From the entries below, copy every line where the string "Standard" appears.

-- begin Source data --

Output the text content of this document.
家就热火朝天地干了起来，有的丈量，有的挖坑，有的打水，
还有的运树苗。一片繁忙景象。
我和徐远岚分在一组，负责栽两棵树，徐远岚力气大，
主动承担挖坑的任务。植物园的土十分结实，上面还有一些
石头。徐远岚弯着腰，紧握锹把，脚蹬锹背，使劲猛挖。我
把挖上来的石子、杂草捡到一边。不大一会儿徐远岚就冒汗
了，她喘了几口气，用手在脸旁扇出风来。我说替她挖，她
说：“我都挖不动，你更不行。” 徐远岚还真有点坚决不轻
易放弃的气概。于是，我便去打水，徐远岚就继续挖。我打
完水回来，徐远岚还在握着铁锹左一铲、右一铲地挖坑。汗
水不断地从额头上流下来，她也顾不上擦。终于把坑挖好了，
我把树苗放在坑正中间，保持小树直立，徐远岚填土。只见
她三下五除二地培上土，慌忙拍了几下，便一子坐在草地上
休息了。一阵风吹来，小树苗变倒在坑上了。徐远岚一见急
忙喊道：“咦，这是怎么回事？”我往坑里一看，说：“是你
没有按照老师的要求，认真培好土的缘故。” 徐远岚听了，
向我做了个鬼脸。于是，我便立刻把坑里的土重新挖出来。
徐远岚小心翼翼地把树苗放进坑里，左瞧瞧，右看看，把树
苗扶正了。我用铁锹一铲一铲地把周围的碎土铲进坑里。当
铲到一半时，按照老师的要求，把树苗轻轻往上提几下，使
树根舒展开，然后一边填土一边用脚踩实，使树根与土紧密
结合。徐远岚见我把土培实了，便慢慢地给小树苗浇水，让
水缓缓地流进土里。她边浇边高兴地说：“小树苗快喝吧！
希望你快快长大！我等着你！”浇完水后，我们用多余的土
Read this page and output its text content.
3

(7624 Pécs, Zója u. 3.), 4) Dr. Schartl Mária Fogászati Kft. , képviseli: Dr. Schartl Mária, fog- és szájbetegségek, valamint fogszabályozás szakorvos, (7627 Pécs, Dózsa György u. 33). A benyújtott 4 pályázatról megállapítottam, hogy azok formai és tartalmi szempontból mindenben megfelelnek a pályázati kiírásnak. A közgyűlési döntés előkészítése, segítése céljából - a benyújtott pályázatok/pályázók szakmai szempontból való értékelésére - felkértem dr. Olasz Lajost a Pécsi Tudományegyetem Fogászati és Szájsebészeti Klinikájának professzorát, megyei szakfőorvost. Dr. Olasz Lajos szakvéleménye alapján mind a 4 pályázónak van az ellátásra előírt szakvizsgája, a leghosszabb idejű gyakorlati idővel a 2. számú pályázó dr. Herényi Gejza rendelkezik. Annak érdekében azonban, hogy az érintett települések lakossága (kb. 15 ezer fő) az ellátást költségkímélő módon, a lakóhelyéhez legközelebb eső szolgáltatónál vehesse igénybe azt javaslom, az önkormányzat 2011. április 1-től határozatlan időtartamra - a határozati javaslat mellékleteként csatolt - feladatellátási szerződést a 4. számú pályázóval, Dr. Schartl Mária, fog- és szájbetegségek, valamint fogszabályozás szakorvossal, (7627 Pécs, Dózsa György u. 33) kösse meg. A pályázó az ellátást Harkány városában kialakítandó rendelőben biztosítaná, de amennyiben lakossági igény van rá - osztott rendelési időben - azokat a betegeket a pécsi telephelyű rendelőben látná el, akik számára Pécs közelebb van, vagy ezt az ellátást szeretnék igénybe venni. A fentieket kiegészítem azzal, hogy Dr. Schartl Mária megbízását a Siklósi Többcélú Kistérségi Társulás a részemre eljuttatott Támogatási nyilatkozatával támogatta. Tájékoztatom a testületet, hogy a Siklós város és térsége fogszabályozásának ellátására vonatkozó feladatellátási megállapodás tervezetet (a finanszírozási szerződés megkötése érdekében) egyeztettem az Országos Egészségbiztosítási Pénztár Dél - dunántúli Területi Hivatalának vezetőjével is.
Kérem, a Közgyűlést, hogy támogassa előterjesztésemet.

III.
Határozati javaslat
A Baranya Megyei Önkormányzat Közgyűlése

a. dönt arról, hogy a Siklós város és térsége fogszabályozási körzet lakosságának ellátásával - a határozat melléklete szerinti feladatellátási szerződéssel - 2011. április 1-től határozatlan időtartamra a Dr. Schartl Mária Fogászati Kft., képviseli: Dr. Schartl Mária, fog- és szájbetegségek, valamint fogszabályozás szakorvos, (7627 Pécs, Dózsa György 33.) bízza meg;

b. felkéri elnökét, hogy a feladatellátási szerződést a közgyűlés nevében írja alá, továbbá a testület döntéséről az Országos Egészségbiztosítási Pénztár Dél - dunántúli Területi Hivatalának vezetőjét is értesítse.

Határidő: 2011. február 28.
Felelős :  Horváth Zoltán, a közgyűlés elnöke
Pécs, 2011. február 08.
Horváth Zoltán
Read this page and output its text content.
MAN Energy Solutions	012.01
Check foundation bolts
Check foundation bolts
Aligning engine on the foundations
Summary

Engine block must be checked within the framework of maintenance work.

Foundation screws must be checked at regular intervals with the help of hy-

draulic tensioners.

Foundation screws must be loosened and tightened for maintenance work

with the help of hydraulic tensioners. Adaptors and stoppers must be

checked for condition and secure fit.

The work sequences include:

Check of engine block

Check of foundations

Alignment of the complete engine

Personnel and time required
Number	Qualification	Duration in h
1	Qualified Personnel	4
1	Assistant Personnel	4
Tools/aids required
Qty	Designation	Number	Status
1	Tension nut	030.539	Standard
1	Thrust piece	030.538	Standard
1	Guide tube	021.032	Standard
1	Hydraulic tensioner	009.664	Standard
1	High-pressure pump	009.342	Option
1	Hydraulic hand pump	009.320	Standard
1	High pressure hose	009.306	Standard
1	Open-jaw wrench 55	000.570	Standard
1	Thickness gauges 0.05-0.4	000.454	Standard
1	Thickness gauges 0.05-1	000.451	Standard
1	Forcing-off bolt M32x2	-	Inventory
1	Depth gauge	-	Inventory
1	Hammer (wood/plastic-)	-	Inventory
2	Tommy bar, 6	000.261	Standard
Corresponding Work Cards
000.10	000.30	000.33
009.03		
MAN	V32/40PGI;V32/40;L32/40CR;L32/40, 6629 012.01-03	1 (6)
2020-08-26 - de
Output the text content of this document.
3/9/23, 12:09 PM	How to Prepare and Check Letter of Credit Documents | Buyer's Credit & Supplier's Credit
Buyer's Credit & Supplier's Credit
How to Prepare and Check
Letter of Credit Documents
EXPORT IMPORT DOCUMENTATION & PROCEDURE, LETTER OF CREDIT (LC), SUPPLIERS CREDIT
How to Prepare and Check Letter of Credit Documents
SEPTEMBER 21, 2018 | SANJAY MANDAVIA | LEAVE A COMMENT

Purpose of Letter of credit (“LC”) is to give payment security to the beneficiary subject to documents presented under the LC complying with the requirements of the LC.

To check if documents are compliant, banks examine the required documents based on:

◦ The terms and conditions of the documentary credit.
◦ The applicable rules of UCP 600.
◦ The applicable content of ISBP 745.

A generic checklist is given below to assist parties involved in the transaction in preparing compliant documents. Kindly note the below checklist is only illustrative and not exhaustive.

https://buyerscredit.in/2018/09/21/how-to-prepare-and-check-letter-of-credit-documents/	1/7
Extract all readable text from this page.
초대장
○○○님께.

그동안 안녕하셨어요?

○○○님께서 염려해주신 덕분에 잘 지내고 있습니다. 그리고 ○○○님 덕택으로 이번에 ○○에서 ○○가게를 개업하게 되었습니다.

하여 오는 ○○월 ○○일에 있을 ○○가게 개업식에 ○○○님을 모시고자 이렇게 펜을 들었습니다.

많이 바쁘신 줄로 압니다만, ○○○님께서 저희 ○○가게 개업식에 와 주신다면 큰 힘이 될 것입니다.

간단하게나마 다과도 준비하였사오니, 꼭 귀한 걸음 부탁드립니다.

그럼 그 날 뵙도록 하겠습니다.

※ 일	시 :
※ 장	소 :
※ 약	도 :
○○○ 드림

-- end Source data --

» **Correct output**:
1	Tension nut	030.539	Standard
1	Thrust piece	030.538	Standard
1	Guide tube	021.032	Standard
1	Hydraulic tensioner	009.664	Standard
1	Hydraulic hand pump	009.320	Standard
1	High pressure hose	009.306	Standard
1	Open-jaw wrench 55	000.570	Standard
1	Thickness gauges 0.05-0.4	000.454	Standard
1	Thickness gauges 0.05-1	000.451	Standard
2	Tommy bar, 6	000.261	Standard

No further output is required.